Determine which lines contain the word "long", then copy those lines.
--- Start of Dataset rows ---
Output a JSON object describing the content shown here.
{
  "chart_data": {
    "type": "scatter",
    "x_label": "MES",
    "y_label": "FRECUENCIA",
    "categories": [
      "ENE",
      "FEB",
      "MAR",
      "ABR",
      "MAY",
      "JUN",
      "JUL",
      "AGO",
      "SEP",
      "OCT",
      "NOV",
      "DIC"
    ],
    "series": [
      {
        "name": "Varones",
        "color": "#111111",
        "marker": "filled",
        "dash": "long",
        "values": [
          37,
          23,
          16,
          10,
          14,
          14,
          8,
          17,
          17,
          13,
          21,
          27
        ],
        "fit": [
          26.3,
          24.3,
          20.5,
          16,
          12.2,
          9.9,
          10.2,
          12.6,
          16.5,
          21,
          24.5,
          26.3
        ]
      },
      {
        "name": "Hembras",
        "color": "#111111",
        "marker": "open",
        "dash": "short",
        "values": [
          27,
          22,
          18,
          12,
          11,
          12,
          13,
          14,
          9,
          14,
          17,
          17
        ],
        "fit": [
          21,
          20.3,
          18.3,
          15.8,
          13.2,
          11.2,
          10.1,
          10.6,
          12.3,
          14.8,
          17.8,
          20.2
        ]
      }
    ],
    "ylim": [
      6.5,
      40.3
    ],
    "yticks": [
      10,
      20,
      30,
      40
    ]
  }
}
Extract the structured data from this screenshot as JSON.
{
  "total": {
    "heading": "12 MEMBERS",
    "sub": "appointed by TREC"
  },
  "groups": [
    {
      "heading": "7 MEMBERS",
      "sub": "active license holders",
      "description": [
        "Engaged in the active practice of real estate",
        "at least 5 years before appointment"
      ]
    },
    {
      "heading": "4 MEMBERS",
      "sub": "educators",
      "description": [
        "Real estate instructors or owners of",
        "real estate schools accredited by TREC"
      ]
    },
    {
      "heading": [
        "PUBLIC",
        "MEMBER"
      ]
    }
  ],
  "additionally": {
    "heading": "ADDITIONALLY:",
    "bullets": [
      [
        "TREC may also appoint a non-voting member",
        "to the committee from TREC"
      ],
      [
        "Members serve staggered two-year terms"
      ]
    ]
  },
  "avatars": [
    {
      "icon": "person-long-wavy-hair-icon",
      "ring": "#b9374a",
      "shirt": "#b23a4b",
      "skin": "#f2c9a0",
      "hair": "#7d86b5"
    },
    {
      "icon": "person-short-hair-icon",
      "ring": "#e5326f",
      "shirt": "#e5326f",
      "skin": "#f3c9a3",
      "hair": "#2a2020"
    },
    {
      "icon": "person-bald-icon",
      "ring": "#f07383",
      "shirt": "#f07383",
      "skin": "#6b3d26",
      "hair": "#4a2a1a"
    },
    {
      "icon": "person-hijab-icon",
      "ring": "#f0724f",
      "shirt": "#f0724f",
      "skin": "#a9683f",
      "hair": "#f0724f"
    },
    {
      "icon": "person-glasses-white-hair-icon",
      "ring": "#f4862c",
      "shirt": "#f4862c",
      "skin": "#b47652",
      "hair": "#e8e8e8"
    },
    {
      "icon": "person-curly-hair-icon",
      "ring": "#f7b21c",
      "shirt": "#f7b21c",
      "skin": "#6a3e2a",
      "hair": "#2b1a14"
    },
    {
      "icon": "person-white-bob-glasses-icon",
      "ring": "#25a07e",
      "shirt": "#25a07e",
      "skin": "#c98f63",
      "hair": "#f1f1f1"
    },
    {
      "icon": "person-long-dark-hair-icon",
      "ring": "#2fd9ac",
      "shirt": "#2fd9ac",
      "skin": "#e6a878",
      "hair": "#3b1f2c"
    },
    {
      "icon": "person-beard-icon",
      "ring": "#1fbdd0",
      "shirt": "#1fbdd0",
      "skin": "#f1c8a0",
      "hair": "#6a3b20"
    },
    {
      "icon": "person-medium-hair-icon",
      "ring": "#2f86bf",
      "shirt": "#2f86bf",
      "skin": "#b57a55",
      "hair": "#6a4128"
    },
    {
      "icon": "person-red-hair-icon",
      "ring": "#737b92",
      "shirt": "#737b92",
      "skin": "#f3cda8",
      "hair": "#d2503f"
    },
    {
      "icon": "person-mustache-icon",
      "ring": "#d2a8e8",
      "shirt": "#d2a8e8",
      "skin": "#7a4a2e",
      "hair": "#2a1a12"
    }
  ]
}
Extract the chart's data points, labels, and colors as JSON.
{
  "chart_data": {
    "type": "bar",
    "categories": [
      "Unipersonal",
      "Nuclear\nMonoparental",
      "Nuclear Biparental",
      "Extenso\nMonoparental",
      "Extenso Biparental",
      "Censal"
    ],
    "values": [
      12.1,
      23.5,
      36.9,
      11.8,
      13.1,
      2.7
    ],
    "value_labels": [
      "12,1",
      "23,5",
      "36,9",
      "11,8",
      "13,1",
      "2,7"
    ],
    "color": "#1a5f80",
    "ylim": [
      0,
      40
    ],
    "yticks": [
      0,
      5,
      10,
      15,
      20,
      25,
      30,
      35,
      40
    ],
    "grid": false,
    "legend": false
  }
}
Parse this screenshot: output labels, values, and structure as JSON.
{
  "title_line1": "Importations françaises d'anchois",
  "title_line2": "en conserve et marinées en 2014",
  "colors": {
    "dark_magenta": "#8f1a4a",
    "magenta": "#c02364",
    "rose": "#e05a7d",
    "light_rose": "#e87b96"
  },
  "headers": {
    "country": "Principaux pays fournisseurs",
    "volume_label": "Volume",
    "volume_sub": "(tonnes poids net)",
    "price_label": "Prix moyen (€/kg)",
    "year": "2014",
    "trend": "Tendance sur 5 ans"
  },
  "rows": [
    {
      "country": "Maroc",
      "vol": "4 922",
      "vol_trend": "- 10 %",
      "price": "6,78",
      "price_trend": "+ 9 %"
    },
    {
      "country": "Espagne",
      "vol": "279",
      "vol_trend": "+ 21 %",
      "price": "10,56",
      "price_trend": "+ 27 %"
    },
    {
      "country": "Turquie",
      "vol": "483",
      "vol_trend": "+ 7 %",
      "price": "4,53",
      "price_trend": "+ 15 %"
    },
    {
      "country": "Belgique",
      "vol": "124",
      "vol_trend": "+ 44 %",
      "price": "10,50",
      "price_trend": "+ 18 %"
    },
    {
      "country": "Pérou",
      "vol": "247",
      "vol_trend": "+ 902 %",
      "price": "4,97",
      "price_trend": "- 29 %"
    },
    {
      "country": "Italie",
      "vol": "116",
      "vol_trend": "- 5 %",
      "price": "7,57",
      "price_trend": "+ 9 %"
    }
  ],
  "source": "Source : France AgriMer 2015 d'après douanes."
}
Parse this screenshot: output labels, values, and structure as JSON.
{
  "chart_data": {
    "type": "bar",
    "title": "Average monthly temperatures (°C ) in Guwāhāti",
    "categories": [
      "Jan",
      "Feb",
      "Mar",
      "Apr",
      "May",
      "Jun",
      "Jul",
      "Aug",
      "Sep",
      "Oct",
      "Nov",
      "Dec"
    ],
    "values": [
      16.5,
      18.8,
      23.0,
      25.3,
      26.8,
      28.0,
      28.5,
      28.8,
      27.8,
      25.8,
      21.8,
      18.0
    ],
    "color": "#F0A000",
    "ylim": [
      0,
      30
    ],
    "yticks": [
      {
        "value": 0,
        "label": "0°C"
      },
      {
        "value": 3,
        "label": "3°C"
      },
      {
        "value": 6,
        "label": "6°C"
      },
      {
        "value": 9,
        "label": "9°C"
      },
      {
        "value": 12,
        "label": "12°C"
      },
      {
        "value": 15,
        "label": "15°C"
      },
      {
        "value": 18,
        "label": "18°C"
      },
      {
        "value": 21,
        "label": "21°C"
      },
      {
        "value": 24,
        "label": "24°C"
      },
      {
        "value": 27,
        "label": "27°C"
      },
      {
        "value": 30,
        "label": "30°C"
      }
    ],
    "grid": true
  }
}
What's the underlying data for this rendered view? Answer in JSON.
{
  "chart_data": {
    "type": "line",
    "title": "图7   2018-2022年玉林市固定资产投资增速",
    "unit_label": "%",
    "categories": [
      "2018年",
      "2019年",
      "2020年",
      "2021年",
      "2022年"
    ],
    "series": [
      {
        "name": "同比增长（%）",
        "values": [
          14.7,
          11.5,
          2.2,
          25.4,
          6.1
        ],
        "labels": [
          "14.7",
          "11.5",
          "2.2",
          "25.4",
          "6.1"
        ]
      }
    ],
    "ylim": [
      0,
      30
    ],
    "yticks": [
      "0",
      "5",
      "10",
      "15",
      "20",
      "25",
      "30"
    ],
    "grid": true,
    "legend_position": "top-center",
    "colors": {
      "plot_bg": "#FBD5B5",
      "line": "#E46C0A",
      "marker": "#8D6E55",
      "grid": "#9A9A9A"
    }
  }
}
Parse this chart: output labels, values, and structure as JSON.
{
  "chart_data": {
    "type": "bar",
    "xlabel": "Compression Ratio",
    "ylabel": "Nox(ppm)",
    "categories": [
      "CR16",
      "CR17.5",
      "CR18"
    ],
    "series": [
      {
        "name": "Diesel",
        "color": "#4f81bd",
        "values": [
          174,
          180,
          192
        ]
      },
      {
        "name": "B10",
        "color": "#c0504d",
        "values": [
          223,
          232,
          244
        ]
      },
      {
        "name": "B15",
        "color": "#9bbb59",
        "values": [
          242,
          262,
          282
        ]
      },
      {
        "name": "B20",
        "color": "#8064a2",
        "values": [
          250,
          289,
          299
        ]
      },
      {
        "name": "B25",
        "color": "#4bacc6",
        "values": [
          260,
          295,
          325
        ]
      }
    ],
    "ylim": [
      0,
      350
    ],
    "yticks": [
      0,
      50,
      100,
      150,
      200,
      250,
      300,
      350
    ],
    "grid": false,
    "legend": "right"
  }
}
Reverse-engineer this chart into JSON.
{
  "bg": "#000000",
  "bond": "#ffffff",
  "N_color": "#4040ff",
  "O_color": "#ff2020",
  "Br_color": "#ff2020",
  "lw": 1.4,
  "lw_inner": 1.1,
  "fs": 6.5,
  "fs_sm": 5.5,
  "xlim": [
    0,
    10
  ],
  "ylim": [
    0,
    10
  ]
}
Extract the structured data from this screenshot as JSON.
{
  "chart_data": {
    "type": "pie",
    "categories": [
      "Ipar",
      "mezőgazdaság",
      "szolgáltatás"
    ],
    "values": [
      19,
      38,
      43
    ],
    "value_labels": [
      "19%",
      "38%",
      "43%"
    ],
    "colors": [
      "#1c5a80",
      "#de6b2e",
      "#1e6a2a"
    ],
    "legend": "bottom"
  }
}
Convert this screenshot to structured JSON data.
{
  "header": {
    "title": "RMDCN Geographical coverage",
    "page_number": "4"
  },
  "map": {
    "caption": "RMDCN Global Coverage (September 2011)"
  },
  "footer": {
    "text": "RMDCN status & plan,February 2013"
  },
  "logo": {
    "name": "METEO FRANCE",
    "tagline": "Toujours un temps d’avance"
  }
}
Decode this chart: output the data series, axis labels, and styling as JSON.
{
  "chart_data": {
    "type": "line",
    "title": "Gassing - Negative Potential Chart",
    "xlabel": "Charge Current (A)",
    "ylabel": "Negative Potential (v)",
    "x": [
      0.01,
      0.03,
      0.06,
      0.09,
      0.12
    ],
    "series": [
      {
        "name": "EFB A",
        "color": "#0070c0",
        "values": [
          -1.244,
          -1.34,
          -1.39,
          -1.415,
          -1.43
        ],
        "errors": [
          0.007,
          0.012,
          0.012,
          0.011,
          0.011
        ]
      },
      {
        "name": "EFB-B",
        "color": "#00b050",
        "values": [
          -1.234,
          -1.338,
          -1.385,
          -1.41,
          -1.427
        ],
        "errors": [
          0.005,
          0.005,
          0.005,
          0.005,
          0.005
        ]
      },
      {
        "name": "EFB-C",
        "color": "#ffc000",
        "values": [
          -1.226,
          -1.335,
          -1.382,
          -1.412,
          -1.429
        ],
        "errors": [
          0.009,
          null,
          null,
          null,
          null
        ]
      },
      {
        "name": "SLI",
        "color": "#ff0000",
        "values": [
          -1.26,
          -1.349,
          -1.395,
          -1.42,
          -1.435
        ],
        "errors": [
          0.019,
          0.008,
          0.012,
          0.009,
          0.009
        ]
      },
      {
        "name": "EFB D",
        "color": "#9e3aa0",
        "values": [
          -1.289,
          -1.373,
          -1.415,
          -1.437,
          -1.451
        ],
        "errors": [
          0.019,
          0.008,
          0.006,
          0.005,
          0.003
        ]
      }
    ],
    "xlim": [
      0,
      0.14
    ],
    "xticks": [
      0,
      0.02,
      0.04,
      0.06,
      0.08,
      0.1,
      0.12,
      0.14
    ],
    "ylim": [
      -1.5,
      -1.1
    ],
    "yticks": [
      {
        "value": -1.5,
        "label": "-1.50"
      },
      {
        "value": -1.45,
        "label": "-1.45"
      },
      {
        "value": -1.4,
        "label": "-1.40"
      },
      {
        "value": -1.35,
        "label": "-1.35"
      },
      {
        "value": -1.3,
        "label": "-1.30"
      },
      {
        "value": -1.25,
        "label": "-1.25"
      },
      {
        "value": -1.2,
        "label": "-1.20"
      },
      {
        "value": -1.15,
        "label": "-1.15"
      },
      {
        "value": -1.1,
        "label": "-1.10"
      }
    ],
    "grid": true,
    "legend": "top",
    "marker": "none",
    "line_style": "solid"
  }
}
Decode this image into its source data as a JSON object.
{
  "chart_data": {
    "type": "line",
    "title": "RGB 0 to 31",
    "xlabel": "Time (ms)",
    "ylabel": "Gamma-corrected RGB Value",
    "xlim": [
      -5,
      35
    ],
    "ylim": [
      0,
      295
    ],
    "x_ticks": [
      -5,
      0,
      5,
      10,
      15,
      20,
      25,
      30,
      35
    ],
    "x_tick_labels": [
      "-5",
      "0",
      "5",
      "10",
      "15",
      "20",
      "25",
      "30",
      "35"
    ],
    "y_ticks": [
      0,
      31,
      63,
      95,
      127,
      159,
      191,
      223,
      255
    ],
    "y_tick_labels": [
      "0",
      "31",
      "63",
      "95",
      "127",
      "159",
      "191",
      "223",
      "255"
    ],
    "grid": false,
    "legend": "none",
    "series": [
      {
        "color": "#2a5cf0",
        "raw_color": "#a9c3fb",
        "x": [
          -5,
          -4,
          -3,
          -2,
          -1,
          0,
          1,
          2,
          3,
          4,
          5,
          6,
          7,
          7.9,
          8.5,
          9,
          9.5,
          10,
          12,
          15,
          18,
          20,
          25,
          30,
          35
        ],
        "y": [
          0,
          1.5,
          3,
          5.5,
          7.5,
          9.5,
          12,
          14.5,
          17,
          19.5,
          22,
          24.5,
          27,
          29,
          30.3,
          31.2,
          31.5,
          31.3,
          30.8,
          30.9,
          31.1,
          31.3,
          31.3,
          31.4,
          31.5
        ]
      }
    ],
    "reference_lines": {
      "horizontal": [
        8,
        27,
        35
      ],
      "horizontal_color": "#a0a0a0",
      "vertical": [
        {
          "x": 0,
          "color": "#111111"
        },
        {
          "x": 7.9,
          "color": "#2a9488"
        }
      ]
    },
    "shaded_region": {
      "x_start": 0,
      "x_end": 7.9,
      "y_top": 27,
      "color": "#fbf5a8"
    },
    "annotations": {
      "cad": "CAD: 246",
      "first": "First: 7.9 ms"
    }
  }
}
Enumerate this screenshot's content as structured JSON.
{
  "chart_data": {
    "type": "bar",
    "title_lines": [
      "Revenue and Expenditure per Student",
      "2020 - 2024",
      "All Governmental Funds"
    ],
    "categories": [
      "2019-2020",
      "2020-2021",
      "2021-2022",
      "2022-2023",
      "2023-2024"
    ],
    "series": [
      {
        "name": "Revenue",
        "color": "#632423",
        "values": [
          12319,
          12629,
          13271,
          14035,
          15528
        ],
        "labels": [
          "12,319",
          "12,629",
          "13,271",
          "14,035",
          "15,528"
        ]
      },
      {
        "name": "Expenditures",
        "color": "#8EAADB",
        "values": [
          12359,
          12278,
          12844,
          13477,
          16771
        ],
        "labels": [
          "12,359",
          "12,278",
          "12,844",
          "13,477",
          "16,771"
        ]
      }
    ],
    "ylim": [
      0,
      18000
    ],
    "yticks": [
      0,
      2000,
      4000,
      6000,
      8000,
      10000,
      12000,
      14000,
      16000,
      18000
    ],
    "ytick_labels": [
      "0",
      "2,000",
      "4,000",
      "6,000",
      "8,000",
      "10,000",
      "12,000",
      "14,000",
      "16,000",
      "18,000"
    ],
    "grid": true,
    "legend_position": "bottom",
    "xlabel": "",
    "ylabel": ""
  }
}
--- End of Dataset rows ---
◆ Written reply:
        "dash": "long",
      "icon": "person-long-wavy-hair-icon",
      "icon": "person-long-dark-hair-icon",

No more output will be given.